* _Set problem_
Write out each line of the listing as it stands, without the images.
==== Dataset records
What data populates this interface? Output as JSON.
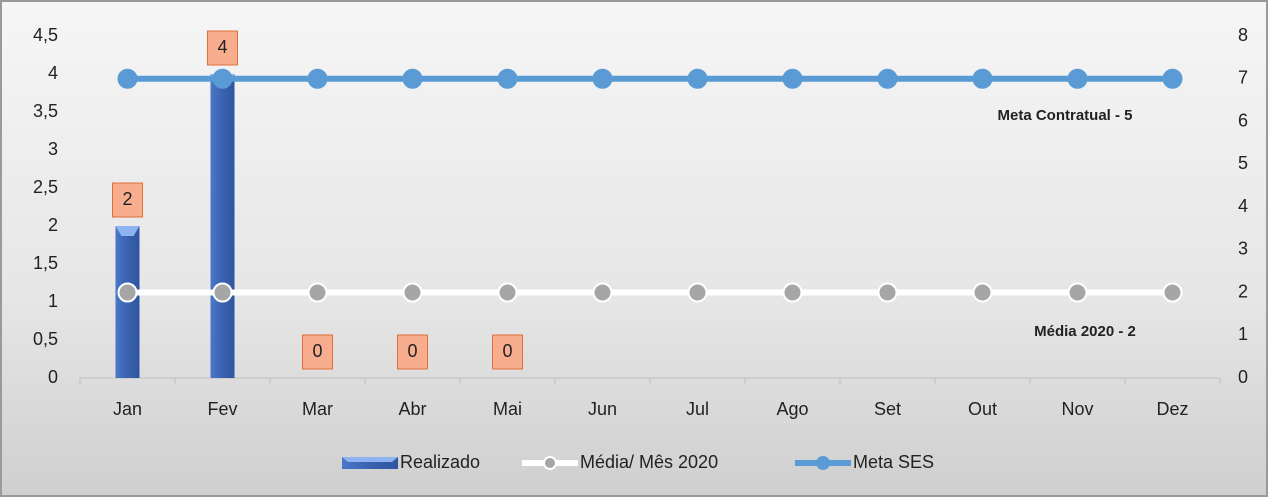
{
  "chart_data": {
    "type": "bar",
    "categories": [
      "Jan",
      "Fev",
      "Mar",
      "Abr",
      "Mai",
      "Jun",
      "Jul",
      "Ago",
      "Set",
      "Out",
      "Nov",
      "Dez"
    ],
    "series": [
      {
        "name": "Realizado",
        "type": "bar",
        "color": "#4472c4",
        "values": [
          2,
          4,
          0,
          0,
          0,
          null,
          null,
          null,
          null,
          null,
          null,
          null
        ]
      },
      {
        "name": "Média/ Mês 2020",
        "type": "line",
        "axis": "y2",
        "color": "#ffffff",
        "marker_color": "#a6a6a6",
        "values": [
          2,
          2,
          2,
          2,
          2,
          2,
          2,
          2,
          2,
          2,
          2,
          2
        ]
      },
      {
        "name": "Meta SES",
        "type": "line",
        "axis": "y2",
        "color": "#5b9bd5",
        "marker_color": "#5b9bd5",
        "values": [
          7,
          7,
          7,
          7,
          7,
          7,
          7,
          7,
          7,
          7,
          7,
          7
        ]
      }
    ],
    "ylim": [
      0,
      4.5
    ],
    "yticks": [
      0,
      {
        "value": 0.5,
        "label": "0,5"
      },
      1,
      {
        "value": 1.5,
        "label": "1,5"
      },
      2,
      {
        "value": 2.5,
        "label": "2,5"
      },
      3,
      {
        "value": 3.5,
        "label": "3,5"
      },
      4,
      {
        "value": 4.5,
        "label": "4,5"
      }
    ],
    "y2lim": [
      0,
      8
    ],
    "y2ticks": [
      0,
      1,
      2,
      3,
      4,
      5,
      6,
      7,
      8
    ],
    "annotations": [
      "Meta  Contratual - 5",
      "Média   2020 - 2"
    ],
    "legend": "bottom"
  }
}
========
* _Response to the exercise_
What data populates this interface? Output as JSON.
{
  "chart_data": {
    "type": "bar",
    "categories": [
      "Jan",
      "Fev",
      "Mar",
      "Abr",
      "Mai",
      "Jun",
      "Jul",
      "Ago",
      "Set",
      "Out",
      "Nov",
      "Dez"
    ],
    "series": [
      {
        "name": "Realizado",
        "type": "bar",
        "color": "#4472c4",
        "values": [
          2,
          4,
          0,
          0,
          0,
          null,
          null,
          null,
          null,
          null,
          null,
          null
        ]
      },
      {
        "name": "Média/ Mês 2020",
        "type": "line",
        "axis": "y2",
        "color": "#ffffff",
        "marker_color": "#a6a6a6",
        "values": [
          2,
          2,
          2,
          2,
          2,
          2,
          2,
          2,
          2,
          2,
          2,
          2
        ]
      },
      {
        "name": "Meta SES",
        "type": "line",
        "axis": "y2",
        "color": "#5b9bd5",
        "marker_color": "#5b9bd5",
        "values": [
          7,
          7,
          7,
          7,
          7,
          7,
          7,
          7,
          7,
          7,
          7,
          7
        ]
      }
    ],
    "ylim": [
      0,
      4.5
    ],
    "yticks": [
      0,
      {
        "value": 0.5,
        "label": "0,5"
      },
      1,
      {
        "value": 1.5,
        "label": "1,5"
      },
      2,
      {
        "value": 2.5,
        "label": "2,5"
      },
      3,
      {
        "value": 3.5,
        "label": "3,5"
      },
      4,
      {
        "value": 4.5,
        "label": "4,5"
      }
    ],
    "y2lim": [
      0,
      8
    ],
    "y2ticks": [
      0,
      1,
      2,
      3,
      4,
      5,
      6,
      7,
      8
    ],
    "annotations": [
      "Meta  Contratual - 5",
      "Média   2020 - 2"
    ],
    "legend": "bottom"
  }
}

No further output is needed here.